▸ **Task to complete**:
Records follow. Select each line holding "name".

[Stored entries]
## begin
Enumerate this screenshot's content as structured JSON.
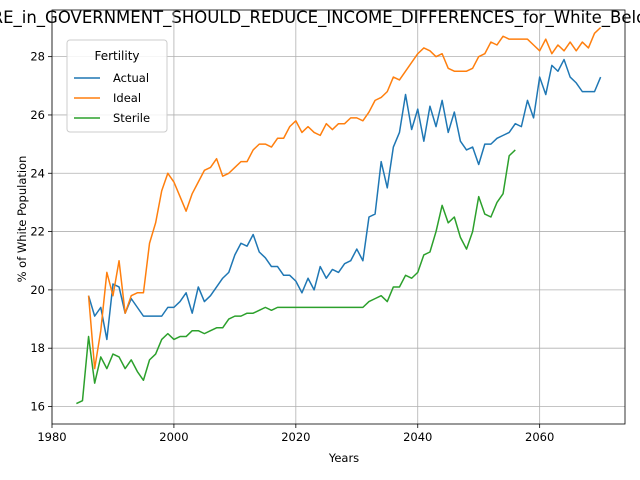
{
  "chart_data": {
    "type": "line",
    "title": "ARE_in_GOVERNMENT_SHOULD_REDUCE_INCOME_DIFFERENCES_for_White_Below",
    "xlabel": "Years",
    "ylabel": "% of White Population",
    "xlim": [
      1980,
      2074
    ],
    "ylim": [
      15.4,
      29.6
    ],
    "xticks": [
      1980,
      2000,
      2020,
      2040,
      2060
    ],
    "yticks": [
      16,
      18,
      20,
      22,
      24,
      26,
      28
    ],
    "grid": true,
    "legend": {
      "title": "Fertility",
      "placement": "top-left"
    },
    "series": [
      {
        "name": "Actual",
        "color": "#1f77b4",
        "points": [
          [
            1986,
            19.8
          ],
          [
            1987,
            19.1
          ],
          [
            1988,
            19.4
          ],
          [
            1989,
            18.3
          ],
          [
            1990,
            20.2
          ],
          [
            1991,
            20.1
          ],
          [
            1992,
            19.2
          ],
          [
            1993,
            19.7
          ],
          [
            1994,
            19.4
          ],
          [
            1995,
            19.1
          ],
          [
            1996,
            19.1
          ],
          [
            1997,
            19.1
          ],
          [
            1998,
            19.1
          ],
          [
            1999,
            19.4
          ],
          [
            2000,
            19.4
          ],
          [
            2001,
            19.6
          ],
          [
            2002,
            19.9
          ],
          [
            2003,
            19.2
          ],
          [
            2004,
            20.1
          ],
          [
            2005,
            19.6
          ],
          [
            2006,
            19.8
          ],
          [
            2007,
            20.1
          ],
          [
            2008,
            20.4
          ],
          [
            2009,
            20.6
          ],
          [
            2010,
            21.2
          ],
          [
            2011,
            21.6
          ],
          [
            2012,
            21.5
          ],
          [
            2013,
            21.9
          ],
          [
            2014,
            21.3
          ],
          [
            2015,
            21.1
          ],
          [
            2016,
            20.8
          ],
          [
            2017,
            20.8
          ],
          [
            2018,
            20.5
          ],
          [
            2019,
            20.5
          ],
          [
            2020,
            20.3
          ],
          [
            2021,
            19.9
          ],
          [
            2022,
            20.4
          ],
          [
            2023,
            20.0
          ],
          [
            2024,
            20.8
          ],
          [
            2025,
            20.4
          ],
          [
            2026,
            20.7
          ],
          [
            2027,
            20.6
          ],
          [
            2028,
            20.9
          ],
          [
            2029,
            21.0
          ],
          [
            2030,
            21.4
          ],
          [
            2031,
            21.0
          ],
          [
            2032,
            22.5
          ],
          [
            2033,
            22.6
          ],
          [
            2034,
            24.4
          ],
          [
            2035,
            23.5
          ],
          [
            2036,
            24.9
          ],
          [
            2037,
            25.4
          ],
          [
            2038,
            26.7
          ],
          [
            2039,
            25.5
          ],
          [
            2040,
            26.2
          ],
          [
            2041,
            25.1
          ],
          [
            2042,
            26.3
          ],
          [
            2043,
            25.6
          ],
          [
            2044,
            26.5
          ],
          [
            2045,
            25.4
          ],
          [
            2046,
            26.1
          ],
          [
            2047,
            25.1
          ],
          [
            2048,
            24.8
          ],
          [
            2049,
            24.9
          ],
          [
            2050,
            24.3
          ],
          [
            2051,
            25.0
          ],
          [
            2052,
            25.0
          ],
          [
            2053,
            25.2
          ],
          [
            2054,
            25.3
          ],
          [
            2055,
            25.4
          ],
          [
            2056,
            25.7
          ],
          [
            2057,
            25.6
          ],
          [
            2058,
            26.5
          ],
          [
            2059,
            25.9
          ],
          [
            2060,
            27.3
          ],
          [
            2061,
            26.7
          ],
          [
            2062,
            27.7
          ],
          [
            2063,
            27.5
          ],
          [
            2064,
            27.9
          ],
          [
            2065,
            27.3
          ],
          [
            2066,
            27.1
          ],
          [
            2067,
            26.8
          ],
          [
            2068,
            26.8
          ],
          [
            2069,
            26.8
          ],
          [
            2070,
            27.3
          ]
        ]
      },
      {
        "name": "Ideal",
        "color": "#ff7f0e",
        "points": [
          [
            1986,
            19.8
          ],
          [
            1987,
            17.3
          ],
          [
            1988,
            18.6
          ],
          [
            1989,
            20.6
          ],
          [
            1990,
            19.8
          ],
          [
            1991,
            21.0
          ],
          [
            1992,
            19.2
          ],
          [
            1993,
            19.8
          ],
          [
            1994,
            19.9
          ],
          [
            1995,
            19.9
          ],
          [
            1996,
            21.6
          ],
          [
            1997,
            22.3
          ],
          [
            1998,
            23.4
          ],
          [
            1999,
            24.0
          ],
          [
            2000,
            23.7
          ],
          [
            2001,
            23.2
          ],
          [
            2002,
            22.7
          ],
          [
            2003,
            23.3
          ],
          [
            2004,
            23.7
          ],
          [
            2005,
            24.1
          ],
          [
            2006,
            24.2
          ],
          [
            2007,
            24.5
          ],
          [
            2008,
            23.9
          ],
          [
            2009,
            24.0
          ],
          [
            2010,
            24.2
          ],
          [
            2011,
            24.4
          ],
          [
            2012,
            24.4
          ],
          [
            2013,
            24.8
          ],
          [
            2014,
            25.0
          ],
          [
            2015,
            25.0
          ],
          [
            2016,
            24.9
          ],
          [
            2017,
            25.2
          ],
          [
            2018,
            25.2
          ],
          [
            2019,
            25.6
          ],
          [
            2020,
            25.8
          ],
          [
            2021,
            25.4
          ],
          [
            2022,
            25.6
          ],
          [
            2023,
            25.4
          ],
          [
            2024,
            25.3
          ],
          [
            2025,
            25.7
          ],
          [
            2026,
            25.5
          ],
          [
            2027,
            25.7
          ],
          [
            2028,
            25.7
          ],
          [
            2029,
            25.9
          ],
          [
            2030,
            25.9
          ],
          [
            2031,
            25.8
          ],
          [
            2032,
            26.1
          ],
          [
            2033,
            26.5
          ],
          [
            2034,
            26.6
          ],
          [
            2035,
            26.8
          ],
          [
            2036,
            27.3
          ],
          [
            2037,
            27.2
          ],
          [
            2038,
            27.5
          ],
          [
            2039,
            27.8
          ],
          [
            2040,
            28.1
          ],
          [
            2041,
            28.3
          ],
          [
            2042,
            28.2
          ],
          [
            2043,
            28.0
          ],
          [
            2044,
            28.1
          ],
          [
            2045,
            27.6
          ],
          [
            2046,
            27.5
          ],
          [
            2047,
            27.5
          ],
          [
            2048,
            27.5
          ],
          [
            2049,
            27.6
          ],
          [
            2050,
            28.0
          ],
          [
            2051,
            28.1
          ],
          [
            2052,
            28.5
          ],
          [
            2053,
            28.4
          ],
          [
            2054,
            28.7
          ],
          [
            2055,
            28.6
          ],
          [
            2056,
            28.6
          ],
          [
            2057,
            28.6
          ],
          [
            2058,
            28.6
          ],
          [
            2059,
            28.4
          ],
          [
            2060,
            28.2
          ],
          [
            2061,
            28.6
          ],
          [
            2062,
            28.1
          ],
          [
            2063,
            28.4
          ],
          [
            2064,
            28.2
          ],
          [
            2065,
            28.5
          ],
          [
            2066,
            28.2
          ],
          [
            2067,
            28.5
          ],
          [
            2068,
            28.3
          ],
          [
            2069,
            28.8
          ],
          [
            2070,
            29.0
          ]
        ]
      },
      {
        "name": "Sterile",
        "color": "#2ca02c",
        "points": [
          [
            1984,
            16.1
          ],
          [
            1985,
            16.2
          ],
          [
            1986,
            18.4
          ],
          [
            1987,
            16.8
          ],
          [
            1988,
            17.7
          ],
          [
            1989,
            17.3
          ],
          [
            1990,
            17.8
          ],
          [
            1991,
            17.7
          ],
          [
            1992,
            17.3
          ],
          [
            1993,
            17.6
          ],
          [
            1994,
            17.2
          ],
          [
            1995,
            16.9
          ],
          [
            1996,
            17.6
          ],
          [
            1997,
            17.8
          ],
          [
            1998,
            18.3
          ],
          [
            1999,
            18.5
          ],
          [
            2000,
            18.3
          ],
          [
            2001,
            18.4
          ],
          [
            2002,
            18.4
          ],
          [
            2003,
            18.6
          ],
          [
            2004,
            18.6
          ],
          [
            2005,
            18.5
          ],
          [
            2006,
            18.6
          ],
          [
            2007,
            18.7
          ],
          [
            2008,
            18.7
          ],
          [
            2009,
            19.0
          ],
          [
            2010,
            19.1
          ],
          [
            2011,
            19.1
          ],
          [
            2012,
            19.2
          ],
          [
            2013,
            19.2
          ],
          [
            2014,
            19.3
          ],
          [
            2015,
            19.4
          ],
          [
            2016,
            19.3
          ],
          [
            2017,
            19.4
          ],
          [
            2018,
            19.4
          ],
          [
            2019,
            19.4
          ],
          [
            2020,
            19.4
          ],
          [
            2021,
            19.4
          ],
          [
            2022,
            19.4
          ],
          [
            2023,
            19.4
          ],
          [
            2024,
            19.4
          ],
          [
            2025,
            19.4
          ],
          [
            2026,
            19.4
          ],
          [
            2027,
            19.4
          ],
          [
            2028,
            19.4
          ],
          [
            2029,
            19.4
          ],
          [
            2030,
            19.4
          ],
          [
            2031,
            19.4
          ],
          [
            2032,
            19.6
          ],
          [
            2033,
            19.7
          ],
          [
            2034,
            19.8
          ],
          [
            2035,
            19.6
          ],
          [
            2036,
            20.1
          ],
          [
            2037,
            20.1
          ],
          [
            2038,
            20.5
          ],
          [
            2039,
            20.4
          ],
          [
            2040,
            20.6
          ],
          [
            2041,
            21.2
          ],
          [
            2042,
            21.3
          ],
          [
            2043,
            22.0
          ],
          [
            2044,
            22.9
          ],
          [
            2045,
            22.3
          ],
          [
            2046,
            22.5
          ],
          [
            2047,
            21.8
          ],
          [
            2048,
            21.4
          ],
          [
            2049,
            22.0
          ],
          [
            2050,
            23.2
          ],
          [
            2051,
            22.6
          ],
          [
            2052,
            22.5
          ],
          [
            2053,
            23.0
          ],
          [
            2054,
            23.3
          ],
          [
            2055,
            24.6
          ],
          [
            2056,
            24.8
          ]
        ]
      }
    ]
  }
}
## end
▸ **Expected output**:
        "name": "Actual",
        "name": "Ideal",
        "name": "Sterile",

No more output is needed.